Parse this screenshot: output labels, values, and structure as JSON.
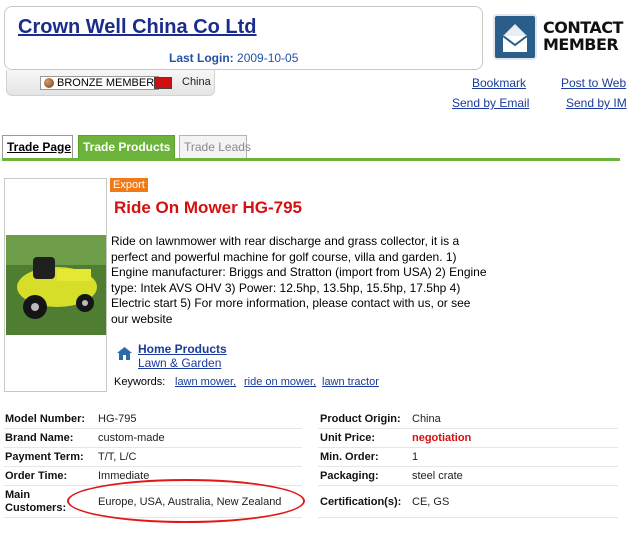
{
  "header": {
    "company_name": "Crown Well China Co Ltd",
    "last_login_label": "Last Login:",
    "last_login_date": "2009-10-05",
    "contact_label_line1": "CONTACT",
    "contact_label_line2": "MEMBER"
  },
  "member": {
    "badge": "BRONZE MEMBER",
    "country": "China"
  },
  "actions": {
    "bookmark": "Bookmark",
    "post_to_web": "Post to Web",
    "send_by_email": "Send by Email",
    "send_by_im": "Send by IM"
  },
  "tabs": [
    {
      "label": "Trade Page"
    },
    {
      "label": "Trade Products",
      "active": true
    },
    {
      "label": "Trade Leads"
    }
  ],
  "product": {
    "badge": "Export",
    "title": "Ride On Mower HG-795",
    "description": "Ride on lawnmower with rear discharge and grass collector, it is a perfect and powerful machine for golf course, villa and garden. 1) Engine manufacturer: Briggs and Stratton (import from USA) 2) Engine type: Intek AVS OHV 3) Power: 12.5hp, 13.5hp, 15.5hp, 17.5hp 4) Electric start 5) For more information, please contact with us, or see our website",
    "category_main": "Home Products",
    "category_sub": "Lawn & Garden",
    "keywords_label": "Keywords:",
    "keywords": [
      "lawn mower,",
      "ride on mower,",
      "lawn tractor"
    ]
  },
  "details": {
    "model_number_label": "Model Number:",
    "model_number": "HG-795",
    "brand_name_label": "Brand Name:",
    "brand_name": "custom-made",
    "payment_term_label": "Payment Term:",
    "payment_term": "T/T, L/C",
    "order_time_label": "Order Time:",
    "order_time": "Immediate",
    "main_customers_label_1": "Main",
    "main_customers_label_2": "Customers:",
    "main_customers": "Europe, USA, Australia, New Zealand",
    "product_origin_label": "Product Origin:",
    "product_origin": "China",
    "unit_price_label": "Unit Price:",
    "unit_price": "negotiation",
    "min_order_label": "Min. Order:",
    "min_order": "1",
    "packaging_label": "Packaging:",
    "packaging": "steel crate",
    "certification_label": "Certification(s):",
    "certification": "CE, GS"
  },
  "colors": {
    "brand_blue": "#1a2c8c",
    "tab_green": "#6bb33a",
    "title_red": "#d41010",
    "export_orange": "#f07a16"
  },
  "icons": [
    "envelope-icon",
    "medal-icon",
    "china-flag-icon",
    "house-icon"
  ]
}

**Given exercise:** Print each entry shown above with exact wording and no pictures.

**Correct result:**
Parse this screenshot: output labels, values, and structure as JSON.
{
  "header": {
    "company_name": "Crown Well China Co Ltd",
    "last_login_label": "Last Login:",
    "last_login_date": "2009-10-05",
    "contact_label_line1": "CONTACT",
    "contact_label_line2": "MEMBER"
  },
  "member": {
    "badge": "BRONZE MEMBER",
    "country": "China"
  },
  "actions": {
    "bookmark": "Bookmark",
    "post_to_web": "Post to Web",
    "send_by_email": "Send by Email",
    "send_by_im": "Send by IM"
  },
  "tabs": [
    {
      "label": "Trade Page"
    },
    {
      "label": "Trade Products",
      "active": true
    },
    {
      "label": "Trade Leads"
    }
  ],
  "product": {
    "badge": "Export",
    "title": "Ride On Mower HG-795",
    "description": "Ride on lawnmower with rear discharge and grass collector, it is a perfect and powerful machine for golf course, villa and garden. 1) Engine manufacturer: Briggs and Stratton (import from USA) 2) Engine type: Intek AVS OHV 3) Power: 12.5hp, 13.5hp, 15.5hp, 17.5hp 4) Electric start 5) For more information, please contact with us, or see our website",
    "category_main": "Home Products",
    "category_sub": "Lawn & Garden",
    "keywords_label": "Keywords:",
    "keywords": [
      "lawn mower,",
      "ride on mower,",
      "lawn tractor"
    ]
  },
  "details": {
    "model_number_label": "Model Number:",
    "model_number": "HG-795",
    "brand_name_label": "Brand Name:",
    "brand_name": "custom-made",
    "payment_term_label": "Payment Term:",
    "payment_term": "T/T, L/C",
    "order_time_label": "Order Time:",
    "order_time": "Immediate",
    "main_customers_label_1": "Main",
    "main_customers_label_2": "Customers:",
    "main_customers": "Europe, USA, Australia, New Zealand",
    "product_origin_label": "Product Origin:",
    "product_origin": "China",
    "unit_price_label": "Unit Price:",
    "unit_price": "negotiation",
    "min_order_label": "Min. Order:",
    "min_order": "1",
    "packaging_label": "Packaging:",
    "packaging": "steel crate",
    "certification_label": "Certification(s):",
    "certification": "CE, GS"
  },
  "colors": {
    "brand_blue": "#1a2c8c",
    "tab_green": "#6bb33a",
    "title_red": "#d41010",
    "export_orange": "#f07a16"
  },
  "icons": [
    "envelope-icon",
    "medal-icon",
    "china-flag-icon",
    "house-icon"
  ]
}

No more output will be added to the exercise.